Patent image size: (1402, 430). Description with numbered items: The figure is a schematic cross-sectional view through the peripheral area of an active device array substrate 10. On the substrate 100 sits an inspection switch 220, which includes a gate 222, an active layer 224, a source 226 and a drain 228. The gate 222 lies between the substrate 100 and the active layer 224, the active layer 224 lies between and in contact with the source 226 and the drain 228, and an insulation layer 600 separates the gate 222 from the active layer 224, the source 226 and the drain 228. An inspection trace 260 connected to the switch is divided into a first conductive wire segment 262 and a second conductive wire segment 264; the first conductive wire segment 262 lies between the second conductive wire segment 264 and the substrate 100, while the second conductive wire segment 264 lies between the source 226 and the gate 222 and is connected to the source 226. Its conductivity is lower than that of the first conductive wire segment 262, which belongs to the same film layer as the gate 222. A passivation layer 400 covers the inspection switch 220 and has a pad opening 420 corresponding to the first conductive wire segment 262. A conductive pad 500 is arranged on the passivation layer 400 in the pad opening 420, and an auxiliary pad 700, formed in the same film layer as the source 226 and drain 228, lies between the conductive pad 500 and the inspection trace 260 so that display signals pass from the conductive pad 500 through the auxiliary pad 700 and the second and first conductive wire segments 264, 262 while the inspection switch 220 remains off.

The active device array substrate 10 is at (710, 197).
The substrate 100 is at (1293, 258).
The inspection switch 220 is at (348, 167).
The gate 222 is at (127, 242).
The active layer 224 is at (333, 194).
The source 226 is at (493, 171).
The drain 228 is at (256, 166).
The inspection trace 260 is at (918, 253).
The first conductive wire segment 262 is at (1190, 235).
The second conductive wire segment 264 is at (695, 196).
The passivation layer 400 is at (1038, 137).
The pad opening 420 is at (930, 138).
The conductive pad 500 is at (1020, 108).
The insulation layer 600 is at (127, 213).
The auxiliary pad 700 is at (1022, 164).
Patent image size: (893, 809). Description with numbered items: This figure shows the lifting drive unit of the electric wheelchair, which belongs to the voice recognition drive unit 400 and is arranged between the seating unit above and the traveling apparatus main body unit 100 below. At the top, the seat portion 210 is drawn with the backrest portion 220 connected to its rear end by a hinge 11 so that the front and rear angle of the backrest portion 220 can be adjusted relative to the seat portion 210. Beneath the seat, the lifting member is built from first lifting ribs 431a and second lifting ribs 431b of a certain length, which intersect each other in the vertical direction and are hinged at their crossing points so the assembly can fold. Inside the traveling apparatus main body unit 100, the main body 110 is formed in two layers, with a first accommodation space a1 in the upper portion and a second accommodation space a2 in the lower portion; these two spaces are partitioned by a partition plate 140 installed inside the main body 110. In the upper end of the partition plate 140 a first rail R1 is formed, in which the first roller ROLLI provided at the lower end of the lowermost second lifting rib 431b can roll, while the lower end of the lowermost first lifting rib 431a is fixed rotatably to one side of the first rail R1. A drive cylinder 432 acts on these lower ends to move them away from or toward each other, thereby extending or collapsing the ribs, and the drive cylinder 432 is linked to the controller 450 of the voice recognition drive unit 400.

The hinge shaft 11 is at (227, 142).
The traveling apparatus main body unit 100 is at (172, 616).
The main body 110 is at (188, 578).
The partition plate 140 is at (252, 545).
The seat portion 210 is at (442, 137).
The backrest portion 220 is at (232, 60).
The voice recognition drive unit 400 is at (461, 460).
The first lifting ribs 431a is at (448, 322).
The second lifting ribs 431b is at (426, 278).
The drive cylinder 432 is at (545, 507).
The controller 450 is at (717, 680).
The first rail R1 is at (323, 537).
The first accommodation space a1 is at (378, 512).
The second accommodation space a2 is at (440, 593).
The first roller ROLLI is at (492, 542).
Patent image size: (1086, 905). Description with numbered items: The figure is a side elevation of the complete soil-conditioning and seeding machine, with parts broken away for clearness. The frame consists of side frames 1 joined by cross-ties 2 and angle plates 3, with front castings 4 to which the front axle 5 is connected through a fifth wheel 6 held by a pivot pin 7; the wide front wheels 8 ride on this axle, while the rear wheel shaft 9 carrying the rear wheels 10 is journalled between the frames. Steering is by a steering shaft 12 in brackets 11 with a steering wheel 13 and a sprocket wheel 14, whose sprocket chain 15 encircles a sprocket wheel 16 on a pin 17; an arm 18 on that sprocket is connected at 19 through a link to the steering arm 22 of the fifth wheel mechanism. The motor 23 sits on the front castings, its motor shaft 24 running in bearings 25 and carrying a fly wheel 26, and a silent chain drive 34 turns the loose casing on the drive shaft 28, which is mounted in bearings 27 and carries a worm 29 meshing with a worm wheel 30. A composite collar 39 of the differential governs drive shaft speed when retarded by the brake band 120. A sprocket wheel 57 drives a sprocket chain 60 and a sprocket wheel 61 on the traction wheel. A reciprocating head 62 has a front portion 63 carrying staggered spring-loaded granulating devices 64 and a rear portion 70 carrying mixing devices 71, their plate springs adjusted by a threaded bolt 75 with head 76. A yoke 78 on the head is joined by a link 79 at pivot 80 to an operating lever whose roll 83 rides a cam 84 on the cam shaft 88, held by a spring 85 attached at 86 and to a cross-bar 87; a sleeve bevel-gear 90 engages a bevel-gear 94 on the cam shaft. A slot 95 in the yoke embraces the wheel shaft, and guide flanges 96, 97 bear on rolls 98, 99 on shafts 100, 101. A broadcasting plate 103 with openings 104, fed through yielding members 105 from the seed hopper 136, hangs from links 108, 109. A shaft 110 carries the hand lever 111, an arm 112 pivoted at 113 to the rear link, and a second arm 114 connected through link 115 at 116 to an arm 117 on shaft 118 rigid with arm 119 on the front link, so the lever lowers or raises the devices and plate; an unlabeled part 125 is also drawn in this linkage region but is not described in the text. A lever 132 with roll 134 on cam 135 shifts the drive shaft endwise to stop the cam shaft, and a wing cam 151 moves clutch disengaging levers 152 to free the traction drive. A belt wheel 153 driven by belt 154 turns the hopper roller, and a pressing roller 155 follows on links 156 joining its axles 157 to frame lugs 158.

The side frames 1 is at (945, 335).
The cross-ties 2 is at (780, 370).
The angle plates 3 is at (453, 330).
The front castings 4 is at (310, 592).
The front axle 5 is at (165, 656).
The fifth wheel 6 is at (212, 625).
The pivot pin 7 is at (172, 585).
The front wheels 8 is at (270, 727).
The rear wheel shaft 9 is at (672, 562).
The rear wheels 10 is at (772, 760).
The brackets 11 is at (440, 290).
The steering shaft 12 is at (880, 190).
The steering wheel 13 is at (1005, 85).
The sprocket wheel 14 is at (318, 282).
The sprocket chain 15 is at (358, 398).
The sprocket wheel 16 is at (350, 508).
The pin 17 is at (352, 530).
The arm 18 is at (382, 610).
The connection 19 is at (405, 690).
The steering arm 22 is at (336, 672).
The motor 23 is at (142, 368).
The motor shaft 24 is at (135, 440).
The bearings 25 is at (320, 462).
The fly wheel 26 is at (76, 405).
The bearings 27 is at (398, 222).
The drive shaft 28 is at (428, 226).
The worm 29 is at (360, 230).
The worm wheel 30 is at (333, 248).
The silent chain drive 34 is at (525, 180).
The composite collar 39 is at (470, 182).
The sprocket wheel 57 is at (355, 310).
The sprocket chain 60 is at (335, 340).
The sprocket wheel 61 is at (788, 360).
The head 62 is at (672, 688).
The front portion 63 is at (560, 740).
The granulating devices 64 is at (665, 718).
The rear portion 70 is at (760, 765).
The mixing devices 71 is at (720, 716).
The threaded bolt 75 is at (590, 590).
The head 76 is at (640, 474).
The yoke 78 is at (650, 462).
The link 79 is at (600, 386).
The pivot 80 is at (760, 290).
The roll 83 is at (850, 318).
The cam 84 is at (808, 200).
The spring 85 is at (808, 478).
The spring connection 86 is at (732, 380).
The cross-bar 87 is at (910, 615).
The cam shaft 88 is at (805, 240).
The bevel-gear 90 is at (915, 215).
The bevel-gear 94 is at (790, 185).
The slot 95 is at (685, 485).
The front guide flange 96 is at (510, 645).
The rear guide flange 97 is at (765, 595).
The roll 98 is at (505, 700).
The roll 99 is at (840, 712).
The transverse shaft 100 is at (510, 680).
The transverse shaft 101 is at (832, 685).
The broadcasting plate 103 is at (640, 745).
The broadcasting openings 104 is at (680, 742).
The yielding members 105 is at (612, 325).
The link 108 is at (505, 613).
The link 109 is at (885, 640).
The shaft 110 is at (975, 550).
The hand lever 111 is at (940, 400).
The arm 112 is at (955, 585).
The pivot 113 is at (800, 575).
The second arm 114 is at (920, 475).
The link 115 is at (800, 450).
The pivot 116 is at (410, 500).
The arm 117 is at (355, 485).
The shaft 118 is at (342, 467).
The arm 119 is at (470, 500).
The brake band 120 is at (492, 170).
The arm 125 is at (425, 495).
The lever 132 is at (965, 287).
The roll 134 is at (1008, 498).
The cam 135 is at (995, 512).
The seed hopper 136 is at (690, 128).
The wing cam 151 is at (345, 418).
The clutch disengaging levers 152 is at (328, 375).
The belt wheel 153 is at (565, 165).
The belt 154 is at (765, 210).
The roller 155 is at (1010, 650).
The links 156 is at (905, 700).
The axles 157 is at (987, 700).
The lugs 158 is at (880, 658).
※
# The problem
Update the lines starting at the one containing "Patent image size: (893, 809)." and ending at the one containing "The traveling apparatus main body unit 100 is", putting "powered wheelchair" wherever "electric wheelchair" stands and keeping everything else the same.

# Solution to this task
Patent image size: (893, 809). Description with numbered items: This figure shows the lifting drive unit of the powered wheelchair, which belongs to the voice recognition drive unit 400 and is arranged between the seating unit above and the traveling apparatus main body unit 100 below. At the top, the seat portion 210 is drawn with the backrest portion 220 connected to its rear end by a hinge 11 so that the front and rear angle of the backrest portion 220 can be adjusted relative to the seat portion 210. Beneath the seat, the lifting member is built from first lifting ribs 431a and second lifting ribs 431b of a certain length, which intersect each other in the vertical direction and are hinged at their crossing points so the assembly can fold. Inside the traveling apparatus main body unit 100, the main body 110 is formed in two layers, with a first accommodation space a1 in the upper portion and a second accommodation space a2 in the lower portion; these two spaces are partitioned by a partition plate 140 installed inside the main body 110. In the upper end of the partition plate 140 a first rail R1 is formed, in which the first roller ROLLI provided at the lower end of the lowermost second lifting rib 431b can roll, while the lower end of the lowermost first lifting rib 431a is fixed rotatably to one side of the first rail R1. A drive cylinder 432 acts on these lower ends to move them away from or toward each other, thereby extending or collapsing the ribs, and the drive cylinder 432 is linked to the controller 450 of the voice recognition drive unit 400.

The hinge shaft 11 is at (227, 142).
The traveling apparatus main body unit 100 is at (172, 616).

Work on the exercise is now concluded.